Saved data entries
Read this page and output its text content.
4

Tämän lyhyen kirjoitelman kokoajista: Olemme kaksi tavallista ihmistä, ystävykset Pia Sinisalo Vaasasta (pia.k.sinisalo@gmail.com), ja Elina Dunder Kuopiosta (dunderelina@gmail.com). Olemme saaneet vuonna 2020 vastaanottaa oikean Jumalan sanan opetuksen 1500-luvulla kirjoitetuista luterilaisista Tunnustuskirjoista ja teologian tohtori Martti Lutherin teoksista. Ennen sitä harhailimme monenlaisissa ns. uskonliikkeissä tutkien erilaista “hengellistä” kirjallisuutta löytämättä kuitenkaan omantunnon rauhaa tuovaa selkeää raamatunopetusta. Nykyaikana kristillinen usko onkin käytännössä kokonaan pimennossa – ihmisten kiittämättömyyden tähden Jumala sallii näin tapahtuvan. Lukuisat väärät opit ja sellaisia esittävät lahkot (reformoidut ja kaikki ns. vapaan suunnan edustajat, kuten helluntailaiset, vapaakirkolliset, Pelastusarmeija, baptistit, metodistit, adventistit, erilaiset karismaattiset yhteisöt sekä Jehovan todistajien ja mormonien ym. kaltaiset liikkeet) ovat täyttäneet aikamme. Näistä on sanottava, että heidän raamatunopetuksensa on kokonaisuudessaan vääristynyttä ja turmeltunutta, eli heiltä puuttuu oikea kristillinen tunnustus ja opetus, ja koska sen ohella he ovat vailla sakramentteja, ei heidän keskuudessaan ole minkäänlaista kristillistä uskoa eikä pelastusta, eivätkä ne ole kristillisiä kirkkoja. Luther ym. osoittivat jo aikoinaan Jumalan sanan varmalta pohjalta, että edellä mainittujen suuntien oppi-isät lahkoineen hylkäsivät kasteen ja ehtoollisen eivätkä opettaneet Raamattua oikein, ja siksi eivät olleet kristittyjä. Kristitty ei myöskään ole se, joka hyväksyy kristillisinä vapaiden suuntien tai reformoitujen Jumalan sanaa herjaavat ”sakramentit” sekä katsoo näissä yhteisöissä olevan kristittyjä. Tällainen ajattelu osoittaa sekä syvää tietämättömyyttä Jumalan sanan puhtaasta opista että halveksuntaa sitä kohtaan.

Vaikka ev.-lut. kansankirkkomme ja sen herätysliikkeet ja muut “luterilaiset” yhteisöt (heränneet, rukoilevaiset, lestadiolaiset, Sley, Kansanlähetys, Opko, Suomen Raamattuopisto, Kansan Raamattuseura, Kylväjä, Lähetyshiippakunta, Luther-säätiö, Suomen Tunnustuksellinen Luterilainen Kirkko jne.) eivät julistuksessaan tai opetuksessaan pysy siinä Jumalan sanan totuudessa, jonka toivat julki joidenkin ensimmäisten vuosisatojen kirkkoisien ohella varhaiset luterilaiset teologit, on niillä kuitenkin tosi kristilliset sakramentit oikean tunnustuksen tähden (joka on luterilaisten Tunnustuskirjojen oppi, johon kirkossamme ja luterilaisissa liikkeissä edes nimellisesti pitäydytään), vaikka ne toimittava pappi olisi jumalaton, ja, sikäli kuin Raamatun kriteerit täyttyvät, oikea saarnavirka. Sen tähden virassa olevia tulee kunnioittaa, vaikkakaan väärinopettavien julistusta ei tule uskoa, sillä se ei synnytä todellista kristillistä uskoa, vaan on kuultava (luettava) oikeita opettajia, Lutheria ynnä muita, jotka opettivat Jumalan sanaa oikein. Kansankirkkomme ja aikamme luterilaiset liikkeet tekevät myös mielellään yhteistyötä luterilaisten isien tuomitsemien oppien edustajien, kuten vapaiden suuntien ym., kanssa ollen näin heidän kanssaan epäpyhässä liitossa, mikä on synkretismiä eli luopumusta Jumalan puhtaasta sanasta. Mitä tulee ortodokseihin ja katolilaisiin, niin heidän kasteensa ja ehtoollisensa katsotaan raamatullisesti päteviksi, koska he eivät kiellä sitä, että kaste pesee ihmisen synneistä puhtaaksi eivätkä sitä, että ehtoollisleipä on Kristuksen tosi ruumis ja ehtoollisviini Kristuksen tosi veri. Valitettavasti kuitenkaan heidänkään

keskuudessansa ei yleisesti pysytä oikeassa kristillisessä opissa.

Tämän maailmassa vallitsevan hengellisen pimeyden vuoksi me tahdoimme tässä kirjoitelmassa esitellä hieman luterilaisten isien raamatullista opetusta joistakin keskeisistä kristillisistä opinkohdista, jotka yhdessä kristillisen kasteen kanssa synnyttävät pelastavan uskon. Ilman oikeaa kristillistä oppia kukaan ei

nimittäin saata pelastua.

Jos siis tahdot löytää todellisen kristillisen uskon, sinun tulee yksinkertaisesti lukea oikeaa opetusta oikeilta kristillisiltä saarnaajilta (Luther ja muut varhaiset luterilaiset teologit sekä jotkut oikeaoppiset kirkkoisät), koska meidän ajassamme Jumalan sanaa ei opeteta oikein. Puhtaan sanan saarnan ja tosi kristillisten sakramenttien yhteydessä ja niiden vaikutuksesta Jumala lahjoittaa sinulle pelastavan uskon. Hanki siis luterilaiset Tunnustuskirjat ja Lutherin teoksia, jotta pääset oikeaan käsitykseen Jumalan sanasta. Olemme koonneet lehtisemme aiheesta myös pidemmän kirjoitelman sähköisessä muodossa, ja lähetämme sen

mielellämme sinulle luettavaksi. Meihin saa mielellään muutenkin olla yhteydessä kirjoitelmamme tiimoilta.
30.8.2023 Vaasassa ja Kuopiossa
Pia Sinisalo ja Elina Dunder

=== EXERCISE GOAL ===
Gather from the records above every line containing the string "oikeaa".

=== SOLUTION ===
Tämän maailmassa vallitsevan hengellisen pimeyden vuoksi me tahdoimme tässä kirjoitelmassa esitellä hieman luterilaisten isien raamatullista opetusta joistakin keskeisistä kristillisistä opinkohdista, jotka yhdessä kristillisen kasteen kanssa synnyttävät pelastavan uskon. Ilman oikeaa kristillistä oppia kukaan ei
Jos siis tahdot löytää todellisen kristillisen uskon, sinun tulee yksinkertaisesti lukea oikeaa opetusta oikeilta kristillisiltä saarnaajilta (Luther ja muut varhaiset luterilaiset teologit sekä jotkut oikeaoppiset kirkkoisät), koska meidän ajassamme Jumalan sanaa ei opeteta oikein. Puhtaan sanan saarnan ja tosi kristillisten sakramenttien yhteydessä ja niiden vaikutuksesta Jumala lahjoittaa sinulle pelastavan uskon. Hanki siis luterilaiset Tunnustuskirjat ja Lutherin teoksia, jotta pääset oikeaan käsitykseen Jumalan sanasta. Olemme koonneet lehtisemme aiheesta myös pidemmän kirjoitelman sähköisessä muodossa, ja lähetämme sen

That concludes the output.